> _Data provided_
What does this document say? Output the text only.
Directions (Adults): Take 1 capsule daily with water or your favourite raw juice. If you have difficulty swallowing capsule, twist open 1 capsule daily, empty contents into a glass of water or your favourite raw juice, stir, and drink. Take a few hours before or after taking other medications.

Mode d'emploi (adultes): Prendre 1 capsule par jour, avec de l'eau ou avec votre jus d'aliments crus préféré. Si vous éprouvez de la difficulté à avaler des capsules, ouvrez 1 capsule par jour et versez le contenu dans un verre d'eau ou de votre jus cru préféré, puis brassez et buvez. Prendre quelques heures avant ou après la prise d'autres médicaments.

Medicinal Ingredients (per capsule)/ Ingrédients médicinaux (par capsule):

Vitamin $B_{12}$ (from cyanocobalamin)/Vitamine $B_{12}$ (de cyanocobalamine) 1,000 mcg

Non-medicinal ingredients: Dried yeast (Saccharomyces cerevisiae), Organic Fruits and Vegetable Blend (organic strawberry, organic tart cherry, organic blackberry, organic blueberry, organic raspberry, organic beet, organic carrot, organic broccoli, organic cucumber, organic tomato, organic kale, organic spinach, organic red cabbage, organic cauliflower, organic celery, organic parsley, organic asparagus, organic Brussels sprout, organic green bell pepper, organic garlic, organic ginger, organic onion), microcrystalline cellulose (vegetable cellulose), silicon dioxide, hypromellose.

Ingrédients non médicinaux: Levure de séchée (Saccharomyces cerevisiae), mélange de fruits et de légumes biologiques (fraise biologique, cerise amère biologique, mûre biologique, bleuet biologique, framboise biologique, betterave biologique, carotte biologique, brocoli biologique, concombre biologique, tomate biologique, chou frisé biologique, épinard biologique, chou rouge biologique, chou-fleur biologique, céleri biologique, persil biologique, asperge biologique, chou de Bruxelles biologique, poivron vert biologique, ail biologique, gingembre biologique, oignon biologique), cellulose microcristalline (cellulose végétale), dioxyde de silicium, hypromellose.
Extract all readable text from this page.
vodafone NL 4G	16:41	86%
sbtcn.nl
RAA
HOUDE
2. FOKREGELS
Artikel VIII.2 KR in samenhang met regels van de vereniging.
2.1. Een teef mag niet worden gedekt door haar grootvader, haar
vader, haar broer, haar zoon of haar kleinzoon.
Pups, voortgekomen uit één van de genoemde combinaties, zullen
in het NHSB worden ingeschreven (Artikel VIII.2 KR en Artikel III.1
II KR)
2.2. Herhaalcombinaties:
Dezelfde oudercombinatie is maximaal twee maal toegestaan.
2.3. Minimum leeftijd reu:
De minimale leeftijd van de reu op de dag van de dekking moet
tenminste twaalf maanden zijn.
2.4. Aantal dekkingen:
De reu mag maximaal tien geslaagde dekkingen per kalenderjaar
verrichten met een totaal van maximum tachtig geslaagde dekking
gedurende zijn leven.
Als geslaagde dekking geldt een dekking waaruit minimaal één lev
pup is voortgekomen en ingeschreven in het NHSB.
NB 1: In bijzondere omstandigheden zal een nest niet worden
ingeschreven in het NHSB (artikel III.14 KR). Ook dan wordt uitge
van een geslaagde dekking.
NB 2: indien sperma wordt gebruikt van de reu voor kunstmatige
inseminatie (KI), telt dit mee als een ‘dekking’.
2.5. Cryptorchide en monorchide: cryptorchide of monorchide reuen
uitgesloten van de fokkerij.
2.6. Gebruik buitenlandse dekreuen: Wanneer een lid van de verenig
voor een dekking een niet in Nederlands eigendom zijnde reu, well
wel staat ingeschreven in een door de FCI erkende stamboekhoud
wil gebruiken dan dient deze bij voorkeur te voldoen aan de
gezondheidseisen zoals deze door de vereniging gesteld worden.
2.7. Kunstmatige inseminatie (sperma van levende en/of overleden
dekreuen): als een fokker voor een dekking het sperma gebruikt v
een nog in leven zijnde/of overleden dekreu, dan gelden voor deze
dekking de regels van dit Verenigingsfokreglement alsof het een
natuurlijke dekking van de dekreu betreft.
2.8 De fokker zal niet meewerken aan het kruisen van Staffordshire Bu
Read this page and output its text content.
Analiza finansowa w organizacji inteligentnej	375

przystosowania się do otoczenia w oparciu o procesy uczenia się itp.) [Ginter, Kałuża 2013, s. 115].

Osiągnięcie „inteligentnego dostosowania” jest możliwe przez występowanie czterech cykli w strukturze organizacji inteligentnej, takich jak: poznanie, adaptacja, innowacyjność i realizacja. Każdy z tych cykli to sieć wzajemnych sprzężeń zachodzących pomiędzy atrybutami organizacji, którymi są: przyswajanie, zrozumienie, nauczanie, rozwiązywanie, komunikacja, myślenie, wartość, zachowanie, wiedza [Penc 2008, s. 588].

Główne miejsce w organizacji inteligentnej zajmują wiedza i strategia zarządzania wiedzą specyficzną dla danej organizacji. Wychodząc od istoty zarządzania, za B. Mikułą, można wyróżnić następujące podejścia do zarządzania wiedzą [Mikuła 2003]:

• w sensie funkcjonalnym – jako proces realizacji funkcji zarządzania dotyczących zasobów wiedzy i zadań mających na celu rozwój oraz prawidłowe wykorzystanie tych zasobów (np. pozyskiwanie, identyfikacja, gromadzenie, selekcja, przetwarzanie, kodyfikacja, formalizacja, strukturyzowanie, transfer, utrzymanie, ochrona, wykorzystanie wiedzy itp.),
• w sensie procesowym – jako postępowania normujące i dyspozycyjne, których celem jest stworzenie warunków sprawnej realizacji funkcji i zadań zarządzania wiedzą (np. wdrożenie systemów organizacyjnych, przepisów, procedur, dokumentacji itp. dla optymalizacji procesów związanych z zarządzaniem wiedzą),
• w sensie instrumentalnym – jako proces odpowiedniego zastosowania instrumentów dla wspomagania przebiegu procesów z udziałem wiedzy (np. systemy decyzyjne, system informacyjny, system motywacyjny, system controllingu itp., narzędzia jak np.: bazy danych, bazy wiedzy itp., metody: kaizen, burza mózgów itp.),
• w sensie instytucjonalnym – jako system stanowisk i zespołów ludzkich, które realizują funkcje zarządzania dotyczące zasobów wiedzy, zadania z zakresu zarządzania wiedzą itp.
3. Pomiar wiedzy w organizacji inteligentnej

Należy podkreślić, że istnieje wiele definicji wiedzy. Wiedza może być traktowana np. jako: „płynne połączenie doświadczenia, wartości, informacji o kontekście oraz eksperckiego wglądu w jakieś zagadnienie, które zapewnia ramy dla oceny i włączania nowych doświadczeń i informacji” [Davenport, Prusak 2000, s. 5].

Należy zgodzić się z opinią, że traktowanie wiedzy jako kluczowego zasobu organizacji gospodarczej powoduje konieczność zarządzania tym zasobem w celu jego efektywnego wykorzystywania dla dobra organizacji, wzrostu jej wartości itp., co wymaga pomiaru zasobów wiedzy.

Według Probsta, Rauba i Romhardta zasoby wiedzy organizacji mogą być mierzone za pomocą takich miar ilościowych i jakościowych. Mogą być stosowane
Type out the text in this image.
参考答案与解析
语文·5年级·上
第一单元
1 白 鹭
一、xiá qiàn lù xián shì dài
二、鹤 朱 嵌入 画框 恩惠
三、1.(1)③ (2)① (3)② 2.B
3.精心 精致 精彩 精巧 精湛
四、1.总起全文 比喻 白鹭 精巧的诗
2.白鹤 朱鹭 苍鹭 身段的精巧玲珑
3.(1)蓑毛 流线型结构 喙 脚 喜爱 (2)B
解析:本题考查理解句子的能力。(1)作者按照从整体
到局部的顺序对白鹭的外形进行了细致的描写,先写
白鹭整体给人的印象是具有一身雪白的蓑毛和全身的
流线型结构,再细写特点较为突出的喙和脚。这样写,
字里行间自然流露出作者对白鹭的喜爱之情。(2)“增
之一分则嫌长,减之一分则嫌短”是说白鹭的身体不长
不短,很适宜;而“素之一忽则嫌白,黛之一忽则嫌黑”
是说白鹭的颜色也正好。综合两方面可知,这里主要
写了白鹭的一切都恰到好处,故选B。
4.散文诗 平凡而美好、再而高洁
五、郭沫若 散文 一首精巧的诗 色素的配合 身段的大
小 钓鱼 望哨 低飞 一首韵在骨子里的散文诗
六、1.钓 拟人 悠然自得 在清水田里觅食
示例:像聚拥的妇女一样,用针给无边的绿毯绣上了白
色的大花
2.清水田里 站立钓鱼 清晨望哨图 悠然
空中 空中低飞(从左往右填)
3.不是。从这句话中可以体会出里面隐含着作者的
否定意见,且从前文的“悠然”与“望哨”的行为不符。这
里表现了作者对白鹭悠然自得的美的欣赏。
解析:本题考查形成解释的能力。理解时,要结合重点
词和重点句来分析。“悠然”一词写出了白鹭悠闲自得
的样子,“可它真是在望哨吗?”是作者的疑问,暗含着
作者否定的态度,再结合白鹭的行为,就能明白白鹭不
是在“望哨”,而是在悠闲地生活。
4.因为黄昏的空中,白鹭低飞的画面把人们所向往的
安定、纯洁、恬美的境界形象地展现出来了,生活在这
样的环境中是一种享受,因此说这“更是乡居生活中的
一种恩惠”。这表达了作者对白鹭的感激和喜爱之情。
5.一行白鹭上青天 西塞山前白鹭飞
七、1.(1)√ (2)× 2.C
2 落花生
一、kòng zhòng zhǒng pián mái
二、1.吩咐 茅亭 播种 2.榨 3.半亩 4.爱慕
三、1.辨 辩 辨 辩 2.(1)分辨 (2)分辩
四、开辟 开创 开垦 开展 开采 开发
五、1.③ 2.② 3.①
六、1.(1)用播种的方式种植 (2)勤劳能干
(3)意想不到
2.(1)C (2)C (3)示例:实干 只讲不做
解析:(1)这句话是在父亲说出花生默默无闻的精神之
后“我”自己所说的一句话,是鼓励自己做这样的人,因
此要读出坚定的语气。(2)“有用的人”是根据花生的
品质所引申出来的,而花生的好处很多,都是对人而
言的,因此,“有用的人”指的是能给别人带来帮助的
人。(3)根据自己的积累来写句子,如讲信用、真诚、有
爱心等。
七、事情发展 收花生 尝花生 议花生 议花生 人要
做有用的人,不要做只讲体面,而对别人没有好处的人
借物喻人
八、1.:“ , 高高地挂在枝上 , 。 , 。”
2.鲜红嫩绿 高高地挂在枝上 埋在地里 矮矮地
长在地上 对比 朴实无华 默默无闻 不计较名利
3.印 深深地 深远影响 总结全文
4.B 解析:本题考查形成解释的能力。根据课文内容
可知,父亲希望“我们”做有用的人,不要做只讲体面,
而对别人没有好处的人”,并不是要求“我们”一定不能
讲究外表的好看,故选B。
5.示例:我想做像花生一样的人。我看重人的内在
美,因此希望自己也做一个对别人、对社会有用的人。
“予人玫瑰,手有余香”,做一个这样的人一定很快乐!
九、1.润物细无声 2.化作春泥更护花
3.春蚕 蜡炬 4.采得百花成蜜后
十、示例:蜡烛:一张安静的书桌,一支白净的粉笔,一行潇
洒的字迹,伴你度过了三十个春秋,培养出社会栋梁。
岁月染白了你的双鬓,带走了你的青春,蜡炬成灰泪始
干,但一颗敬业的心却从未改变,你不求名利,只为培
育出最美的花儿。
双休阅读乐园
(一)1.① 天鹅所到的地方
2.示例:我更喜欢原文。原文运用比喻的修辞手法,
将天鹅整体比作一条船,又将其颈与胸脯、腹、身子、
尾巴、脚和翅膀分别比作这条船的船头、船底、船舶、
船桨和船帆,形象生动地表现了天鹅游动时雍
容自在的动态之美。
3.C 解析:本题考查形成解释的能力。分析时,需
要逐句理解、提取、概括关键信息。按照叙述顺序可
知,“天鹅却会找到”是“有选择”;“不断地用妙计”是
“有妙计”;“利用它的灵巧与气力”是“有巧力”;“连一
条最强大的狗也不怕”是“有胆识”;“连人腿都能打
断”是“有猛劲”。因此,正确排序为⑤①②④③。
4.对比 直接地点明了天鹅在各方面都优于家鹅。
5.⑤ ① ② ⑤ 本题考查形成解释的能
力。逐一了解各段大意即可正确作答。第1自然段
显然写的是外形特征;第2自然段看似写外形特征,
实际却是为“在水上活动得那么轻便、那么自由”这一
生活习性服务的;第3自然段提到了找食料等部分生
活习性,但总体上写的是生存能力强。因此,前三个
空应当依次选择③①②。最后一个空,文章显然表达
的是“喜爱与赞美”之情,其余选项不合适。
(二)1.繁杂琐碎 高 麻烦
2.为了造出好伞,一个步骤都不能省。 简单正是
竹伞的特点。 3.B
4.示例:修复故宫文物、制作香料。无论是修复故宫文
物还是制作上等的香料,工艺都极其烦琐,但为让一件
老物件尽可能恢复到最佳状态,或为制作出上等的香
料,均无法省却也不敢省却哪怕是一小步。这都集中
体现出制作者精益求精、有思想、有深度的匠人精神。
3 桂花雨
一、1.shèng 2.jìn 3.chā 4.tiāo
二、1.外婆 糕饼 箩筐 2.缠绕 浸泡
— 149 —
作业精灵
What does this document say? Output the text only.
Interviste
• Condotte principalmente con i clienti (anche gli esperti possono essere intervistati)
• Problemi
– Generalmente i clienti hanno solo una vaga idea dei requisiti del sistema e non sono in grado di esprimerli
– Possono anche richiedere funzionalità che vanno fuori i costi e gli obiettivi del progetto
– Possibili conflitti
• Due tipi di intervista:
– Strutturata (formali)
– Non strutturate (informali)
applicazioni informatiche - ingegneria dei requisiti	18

> _Your task_
Search the entries for the string "dekkingen" and collect each line that has it.

> _Answer to this exercise_
2.4. Aantal dekkingen:
De reu mag maximaal tien geslaagde dekkingen per kalenderjaar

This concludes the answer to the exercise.